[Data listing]
* START *
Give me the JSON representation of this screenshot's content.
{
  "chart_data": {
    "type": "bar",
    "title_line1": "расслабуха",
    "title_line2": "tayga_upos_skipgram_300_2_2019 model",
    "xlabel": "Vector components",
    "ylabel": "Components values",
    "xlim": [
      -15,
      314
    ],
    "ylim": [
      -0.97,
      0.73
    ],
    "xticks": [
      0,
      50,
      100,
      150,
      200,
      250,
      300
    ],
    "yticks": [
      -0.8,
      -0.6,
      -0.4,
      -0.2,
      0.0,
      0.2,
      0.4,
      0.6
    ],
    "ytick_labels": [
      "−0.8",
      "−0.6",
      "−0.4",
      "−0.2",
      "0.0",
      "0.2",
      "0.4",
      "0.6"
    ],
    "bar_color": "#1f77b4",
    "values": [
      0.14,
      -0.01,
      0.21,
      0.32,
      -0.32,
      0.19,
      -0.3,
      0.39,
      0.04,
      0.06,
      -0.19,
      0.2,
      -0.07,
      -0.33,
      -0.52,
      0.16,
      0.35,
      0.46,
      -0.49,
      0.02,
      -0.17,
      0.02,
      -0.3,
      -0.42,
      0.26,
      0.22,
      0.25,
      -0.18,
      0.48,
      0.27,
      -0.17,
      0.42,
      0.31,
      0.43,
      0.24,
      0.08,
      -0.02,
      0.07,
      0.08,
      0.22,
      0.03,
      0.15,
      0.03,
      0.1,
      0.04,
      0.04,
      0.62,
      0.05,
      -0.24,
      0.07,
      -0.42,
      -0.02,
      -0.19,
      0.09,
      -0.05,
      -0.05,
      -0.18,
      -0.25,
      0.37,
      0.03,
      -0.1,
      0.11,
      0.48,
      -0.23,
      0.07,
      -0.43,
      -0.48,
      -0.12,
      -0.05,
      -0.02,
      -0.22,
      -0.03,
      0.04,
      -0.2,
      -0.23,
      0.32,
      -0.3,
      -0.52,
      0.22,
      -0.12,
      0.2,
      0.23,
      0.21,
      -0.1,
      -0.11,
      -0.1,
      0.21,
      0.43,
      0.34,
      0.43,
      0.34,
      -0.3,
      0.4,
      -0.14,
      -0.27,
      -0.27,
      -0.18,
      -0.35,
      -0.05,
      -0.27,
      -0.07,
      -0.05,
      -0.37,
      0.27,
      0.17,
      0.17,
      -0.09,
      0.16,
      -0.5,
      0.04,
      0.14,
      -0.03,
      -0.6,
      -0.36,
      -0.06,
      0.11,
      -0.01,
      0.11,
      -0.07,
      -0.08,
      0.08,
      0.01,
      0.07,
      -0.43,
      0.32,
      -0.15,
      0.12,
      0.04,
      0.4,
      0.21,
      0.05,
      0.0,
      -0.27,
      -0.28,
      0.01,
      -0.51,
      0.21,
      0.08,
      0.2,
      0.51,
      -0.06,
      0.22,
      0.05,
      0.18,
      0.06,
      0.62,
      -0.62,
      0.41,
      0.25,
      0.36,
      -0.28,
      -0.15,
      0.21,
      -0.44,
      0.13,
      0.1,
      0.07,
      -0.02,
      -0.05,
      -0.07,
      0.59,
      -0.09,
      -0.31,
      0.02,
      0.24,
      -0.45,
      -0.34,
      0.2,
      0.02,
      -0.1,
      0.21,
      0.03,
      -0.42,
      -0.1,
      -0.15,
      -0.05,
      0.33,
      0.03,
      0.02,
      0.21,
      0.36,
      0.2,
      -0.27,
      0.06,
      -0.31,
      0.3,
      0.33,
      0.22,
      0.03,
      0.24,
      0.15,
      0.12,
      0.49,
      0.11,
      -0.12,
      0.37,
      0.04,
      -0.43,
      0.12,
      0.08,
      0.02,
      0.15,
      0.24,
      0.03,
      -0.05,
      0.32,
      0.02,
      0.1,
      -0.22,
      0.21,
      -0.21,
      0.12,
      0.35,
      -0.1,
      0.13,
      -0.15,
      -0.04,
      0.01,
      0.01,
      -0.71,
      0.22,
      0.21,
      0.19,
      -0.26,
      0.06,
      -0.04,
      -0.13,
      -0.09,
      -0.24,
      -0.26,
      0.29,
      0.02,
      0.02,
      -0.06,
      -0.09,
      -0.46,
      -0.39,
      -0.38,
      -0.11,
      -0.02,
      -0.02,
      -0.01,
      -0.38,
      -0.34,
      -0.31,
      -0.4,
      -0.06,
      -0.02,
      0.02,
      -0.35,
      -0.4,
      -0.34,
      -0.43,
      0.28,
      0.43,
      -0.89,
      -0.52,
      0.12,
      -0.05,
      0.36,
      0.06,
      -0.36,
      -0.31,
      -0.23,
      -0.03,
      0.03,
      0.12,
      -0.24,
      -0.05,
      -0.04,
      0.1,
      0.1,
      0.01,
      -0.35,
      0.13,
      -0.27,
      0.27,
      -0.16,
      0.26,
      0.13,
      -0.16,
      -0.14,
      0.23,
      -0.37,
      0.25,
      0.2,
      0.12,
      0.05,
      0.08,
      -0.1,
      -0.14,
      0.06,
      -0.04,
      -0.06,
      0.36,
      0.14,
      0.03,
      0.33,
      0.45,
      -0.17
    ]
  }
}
* END *
Task objective:
Retype the records above exactly.

Solution for this problem:
Give me the JSON representation of this screenshot's content.
{
  "chart_data": {
    "type": "bar",
    "title_line1": "расслабуха",
    "title_line2": "tayga_upos_skipgram_300_2_2019 model",
    "xlabel": "Vector components",
    "ylabel": "Components values",
    "xlim": [
      -15,
      314
    ],
    "ylim": [
      -0.97,
      0.73
    ],
    "xticks": [
      0,
      50,
      100,
      150,
      200,
      250,
      300
    ],
    "yticks": [
      -0.8,
      -0.6,
      -0.4,
      -0.2,
      0.0,
      0.2,
      0.4,
      0.6
    ],
    "ytick_labels": [
      "−0.8",
      "−0.6",
      "−0.4",
      "−0.2",
      "0.0",
      "0.2",
      "0.4",
      "0.6"
    ],
    "bar_color": "#1f77b4",
    "values": [
      0.14,
      -0.01,
      0.21,
      0.32,
      -0.32,
      0.19,
      -0.3,
      0.39,
      0.04,
      0.06,
      -0.19,
      0.2,
      -0.07,
      -0.33,
      -0.52,
      0.16,
      0.35,
      0.46,
      -0.49,
      0.02,
      -0.17,
      0.02,
      -0.3,
      -0.42,
      0.26,
      0.22,
      0.25,
      -0.18,
      0.48,
      0.27,
      -0.17,
      0.42,
      0.31,
      0.43,
      0.24,
      0.08,
      -0.02,
      0.07,
      0.08,
      0.22,
      0.03,
      0.15,
      0.03,
      0.1,
      0.04,
      0.04,
      0.62,
      0.05,
      -0.24,
      0.07,
      -0.42,
      -0.02,
      -0.19,
      0.09,
      -0.05,
      -0.05,
      -0.18,
      -0.25,
      0.37,
      0.03,
      -0.1,
      0.11,
      0.48,
      -0.23,
      0.07,
      -0.43,
      -0.48,
      -0.12,
      -0.05,
      -0.02,
      -0.22,
      -0.03,
      0.04,
      -0.2,
      -0.23,
      0.32,
      -0.3,
      -0.52,
      0.22,
      -0.12,
      0.2,
      0.23,
      0.21,
      -0.1,
      -0.11,
      -0.1,
      0.21,
      0.43,
      0.34,
      0.43,
      0.34,
      -0.3,
      0.4,
      -0.14,
      -0.27,
      -0.27,
      -0.18,
      -0.35,
      -0.05,
      -0.27,
      -0.07,
      -0.05,
      -0.37,
      0.27,
      0.17,
      0.17,
      -0.09,
      0.16,
      -0.5,
      0.04,
      0.14,
      -0.03,
      -0.6,
      -0.36,
      -0.06,
      0.11,
      -0.01,
      0.11,
      -0.07,
      -0.08,
      0.08,
      0.01,
      0.07,
      -0.43,
      0.32,
      -0.15,
      0.12,
      0.04,
      0.4,
      0.21,
      0.05,
      0.0,
      -0.27,
      -0.28,
      0.01,
      -0.51,
      0.21,
      0.08,
      0.2,
      0.51,
      -0.06,
      0.22,
      0.05,
      0.18,
      0.06,
      0.62,
      -0.62,
      0.41,
      0.25,
      0.36,
      -0.28,
      -0.15,
      0.21,
      -0.44,
      0.13,
      0.1,
      0.07,
      -0.02,
      -0.05,
      -0.07,
      0.59,
      -0.09,
      -0.31,
      0.02,
      0.24,
      -0.45,
      -0.34,
      0.2,
      0.02,
      -0.1,
      0.21,
      0.03,
      -0.42,
      -0.1,
      -0.15,
      -0.05,
      0.33,
      0.03,
      0.02,
      0.21,
      0.36,
      0.2,
      -0.27,
      0.06,
      -0.31,
      0.3,
      0.33,
      0.22,
      0.03,
      0.24,
      0.15,
      0.12,
      0.49,
      0.11,
      -0.12,
      0.37,
      0.04,
      -0.43,
      0.12,
      0.08,
      0.02,
      0.15,
      0.24,
      0.03,
      -0.05,
      0.32,
      0.02,
      0.1,
      -0.22,
      0.21,
      -0.21,
      0.12,
      0.35,
      -0.1,
      0.13,
      -0.15,
      -0.04,
      0.01,
      0.01,
      -0.71,
      0.22,
      0.21,
      0.19,
      -0.26,
      0.06,
      -0.04,
      -0.13,
      -0.09,
      -0.24,
      -0.26,
      0.29,
      0.02,
      0.02,
      -0.06,
      -0.09,
      -0.46,
      -0.39,
      -0.38,
      -0.11,
      -0.02,
      -0.02,
      -0.01,
      -0.38,
      -0.34,
      -0.31,
      -0.4,
      -0.06,
      -0.02,
      0.02,
      -0.35,
      -0.4,
      -0.34,
      -0.43,
      0.28,
      0.43,
      -0.89,
      -0.52,
      0.12,
      -0.05,
      0.36,
      0.06,
      -0.36,
      -0.31,
      -0.23,
      -0.03,
      0.03,
      0.12,
      -0.24,
      -0.05,
      -0.04,
      0.1,
      0.1,
      0.01,
      -0.35,
      0.13,
      -0.27,
      0.27,
      -0.16,
      0.26,
      0.13,
      -0.16,
      -0.14,
      0.23,
      -0.37,
      0.25,
      0.2,
      0.12,
      0.05,
      0.08,
      -0.1,
      -0.14,
      0.06,
      -0.04,
      -0.06,
      0.36,
      0.14,
      0.03,
      0.33,
      0.45,
      -0.17
    ]
  }
}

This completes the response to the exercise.